*TASK REQUIREMENTS:*
Copy out all lines carrying the word "name".

*INFORMATION PROVIDED:*

--- Begin ---

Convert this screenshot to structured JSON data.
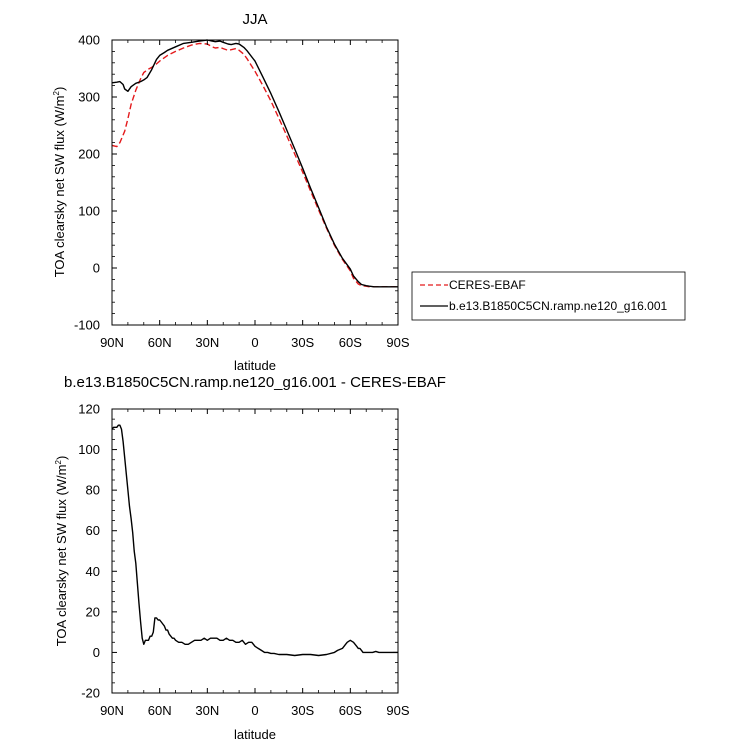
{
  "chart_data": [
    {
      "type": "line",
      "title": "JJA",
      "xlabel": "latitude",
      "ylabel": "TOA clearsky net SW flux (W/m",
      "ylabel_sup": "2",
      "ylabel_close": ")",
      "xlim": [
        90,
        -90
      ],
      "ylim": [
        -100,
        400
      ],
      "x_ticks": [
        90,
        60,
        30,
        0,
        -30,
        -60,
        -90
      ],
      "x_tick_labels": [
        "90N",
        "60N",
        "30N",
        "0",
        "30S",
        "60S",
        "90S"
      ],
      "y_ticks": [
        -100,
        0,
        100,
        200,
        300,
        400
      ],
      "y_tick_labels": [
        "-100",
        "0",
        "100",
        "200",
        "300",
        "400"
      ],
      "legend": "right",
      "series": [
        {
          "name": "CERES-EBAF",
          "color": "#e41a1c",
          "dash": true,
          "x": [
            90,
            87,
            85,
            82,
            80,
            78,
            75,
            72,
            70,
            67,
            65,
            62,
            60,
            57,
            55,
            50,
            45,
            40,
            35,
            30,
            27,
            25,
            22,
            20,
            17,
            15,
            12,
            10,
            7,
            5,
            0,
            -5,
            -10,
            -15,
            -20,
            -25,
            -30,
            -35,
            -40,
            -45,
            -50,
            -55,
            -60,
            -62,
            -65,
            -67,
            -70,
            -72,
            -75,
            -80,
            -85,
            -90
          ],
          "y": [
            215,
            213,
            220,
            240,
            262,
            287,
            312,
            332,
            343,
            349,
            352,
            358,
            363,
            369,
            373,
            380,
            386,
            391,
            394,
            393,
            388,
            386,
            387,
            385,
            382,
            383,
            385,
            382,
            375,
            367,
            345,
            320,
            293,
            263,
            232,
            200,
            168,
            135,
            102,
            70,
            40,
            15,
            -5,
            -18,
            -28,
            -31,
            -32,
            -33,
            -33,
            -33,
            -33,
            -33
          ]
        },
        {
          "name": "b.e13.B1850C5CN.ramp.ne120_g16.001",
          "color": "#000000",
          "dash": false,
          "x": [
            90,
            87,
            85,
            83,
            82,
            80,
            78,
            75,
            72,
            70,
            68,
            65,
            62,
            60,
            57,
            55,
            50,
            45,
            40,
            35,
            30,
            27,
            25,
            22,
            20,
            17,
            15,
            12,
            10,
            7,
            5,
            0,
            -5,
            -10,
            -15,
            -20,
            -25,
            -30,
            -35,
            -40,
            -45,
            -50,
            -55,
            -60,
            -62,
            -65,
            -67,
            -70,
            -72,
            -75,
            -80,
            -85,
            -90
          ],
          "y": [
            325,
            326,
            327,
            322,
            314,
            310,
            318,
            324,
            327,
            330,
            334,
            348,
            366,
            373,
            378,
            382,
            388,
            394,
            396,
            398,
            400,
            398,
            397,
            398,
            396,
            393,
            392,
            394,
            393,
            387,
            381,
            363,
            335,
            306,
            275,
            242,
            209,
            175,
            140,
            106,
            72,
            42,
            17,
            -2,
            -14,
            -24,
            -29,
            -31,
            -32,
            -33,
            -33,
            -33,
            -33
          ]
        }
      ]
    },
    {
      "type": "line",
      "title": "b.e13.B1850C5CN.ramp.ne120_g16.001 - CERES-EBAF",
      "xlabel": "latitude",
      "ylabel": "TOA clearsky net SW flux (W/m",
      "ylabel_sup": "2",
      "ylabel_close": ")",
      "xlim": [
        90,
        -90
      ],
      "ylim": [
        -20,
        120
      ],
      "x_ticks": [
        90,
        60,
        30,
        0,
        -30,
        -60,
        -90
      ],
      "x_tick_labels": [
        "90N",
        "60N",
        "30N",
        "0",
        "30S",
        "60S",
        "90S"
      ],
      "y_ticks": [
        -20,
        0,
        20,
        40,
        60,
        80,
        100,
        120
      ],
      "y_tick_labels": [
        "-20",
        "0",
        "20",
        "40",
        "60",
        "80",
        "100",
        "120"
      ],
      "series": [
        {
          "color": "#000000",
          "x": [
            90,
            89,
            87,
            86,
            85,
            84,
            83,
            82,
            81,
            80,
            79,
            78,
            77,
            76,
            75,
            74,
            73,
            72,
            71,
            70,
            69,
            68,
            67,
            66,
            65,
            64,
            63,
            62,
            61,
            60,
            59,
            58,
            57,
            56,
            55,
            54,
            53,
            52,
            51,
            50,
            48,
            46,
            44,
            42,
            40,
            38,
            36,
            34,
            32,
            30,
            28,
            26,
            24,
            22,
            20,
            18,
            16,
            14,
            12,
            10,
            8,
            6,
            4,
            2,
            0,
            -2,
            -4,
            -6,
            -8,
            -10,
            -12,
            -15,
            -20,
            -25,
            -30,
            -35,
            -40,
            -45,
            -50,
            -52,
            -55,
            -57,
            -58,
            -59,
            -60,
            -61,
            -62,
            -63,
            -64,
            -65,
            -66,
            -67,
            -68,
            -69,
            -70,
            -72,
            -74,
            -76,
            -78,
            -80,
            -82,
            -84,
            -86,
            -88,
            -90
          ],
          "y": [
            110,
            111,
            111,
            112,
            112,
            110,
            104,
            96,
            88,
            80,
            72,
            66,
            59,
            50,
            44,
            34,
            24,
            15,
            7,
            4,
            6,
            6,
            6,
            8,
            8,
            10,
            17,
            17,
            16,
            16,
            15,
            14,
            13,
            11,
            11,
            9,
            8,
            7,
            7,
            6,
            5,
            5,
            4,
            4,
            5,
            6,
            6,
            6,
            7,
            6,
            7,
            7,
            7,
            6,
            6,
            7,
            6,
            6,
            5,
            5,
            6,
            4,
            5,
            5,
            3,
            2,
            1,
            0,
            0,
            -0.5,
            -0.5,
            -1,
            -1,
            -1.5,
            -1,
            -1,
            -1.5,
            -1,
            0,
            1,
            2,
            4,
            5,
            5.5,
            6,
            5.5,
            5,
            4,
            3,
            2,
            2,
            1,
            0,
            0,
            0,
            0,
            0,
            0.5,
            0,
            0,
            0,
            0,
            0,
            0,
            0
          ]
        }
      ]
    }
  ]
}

--- End ---

*REPLY:*
          "name": "CERES-EBAF",
          "name": "b.e13.B1850C5CN.ramp.ne120_g16.001",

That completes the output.